● Written problem:
Filter for the word "FFFFFF" and keep each matching line.

● Records supplied:
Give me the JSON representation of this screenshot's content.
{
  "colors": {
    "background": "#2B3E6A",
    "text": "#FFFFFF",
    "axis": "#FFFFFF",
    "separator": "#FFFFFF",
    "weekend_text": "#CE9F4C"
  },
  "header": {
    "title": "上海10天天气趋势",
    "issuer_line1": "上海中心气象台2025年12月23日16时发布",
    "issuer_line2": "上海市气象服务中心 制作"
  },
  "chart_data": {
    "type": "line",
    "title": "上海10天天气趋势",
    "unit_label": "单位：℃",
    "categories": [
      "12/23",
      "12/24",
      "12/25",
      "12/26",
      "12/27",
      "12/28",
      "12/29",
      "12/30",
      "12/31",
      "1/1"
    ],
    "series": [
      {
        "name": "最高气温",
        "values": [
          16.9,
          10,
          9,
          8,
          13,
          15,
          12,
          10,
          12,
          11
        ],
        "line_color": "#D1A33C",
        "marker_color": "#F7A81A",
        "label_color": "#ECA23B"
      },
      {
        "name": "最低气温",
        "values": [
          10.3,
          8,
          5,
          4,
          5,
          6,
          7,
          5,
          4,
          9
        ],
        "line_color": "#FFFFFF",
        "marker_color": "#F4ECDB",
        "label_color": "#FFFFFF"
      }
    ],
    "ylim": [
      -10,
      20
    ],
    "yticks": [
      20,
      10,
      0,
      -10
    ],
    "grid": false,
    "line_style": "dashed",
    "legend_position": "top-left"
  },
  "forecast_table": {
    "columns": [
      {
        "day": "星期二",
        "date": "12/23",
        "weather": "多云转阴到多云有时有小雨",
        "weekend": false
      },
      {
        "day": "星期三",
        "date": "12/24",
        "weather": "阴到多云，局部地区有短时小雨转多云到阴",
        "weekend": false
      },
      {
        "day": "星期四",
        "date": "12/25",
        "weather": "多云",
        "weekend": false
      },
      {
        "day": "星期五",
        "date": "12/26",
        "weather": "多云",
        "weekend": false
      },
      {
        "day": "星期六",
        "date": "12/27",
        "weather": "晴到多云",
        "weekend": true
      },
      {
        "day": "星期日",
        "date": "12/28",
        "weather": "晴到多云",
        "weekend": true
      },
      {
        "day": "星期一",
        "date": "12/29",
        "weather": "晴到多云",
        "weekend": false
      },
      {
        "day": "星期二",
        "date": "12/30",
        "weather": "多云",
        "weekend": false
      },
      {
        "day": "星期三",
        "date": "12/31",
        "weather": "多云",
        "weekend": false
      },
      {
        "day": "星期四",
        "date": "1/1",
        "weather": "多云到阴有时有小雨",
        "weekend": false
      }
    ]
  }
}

● Output for this task:
    "text": "#FFFFFF",
    "axis": "#FFFFFF",
    "separator": "#FFFFFF",
        "line_color": "#FFFFFF",
        "label_color": "#FFFFFF"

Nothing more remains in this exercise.